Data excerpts
start
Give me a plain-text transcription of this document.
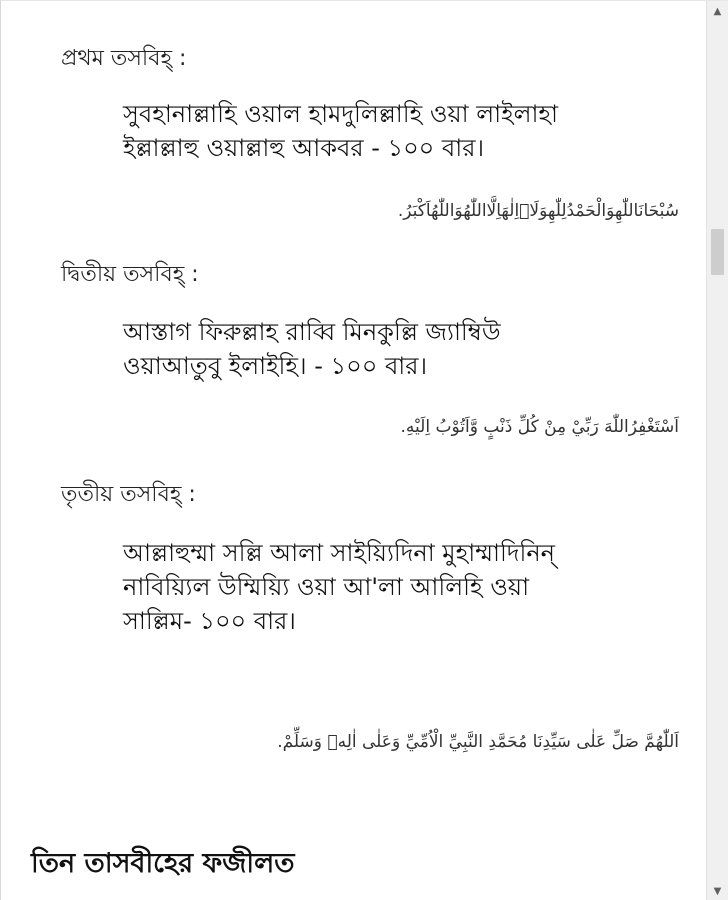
প্রথম তসবিহ্ :
সুবহানাল্লাহি ওয়াল হামদুলিল্লাহি ওয়া লাইলাহা
ইল্লাল্লাহু ওয়াল্লাহু আকবর - ১০০ বার।
سُبْحَانَاللّٰهِوَالْحَمْدُلِلّٰهِوَلَاۤاِلٰهَاِلَّااللّٰهُوَاللّٰهُاَكْبَرُ.
দ্বিতীয় তসবিহ্ :
আস্তাগ ফিরুল্লাহ রাব্বি মিনকুল্লি জ্যাম্বিউ
ওয়াআতুবু ইলাইহি। - ১০০ বার।
اَسْتَغْفِرُاللّٰهَ رَبِّيْ مِنْ كُلِّ ذَنْبٍ وَّاَتُوْبُ اِلَيْهِ.
তৃতীয় তসবিহ্ :
আল্লাহুম্মা সল্লি আলা সাইয়্যিদিনা মুহাম্মাদিনিন্
নাবিয়্যিল উম্মিয়্যি ওয়া আ'লা আলিহি ওয়া
সাল্লিম- ১০০ বার।
اَللّٰهُمَّ صَلِّ عَلٰى سَيِّدِنَا مُحَمَّدِ النَّبِيِّ الْاُمِّيِّ وَعَلٰى اٰلِهٖ وَسَلِّمْ.
তিন তাসবীহের ফজীলত
▲
▼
end
### Task to complete
Give the data again exactly as written, with all pictures left out.

### Output for this task
Give me a plain-text transcription of this document.
প্রথম তসবিহ্ :
সুবহানাল্লাহি ওয়াল হামদুলিল্লাহি ওয়া লাইলাহা
ইল্লাল্লাহু ওয়াল্লাহু আকবর - ১০০ বার।
سُبْحَانَاللّٰهِوَالْحَمْدُلِلّٰهِوَلَاۤاِلٰهَاِلَّااللّٰهُوَاللّٰهُاَكْبَرُ.
দ্বিতীয় তসবিহ্ :
আস্তাগ ফিরুল্লাহ রাব্বি মিনকুল্লি জ্যাম্বিউ
ওয়াআতুবু ইলাইহি। - ১০০ বার।
اَسْتَغْفِرُاللّٰهَ رَبِّيْ مِنْ كُلِّ ذَنْبٍ وَّاَتُوْبُ اِلَيْهِ.
তৃতীয় তসবিহ্ :
আল্লাহুম্মা সল্লি আলা সাইয়্যিদিনা মুহাম্মাদিনিন্
নাবিয়্যিল উম্মিয়্যি ওয়া আ'লা আলিহি ওয়া
সাল্লিম- ১০০ বার।
اَللّٰهُمَّ صَلِّ عَلٰى سَيِّدِنَا مُحَمَّدِ النَّبِيِّ الْاُمِّيِّ وَعَلٰى اٰلِهٖ وَسَلِّمْ.
তিন তাসবীহের ফজীলত
▲
▼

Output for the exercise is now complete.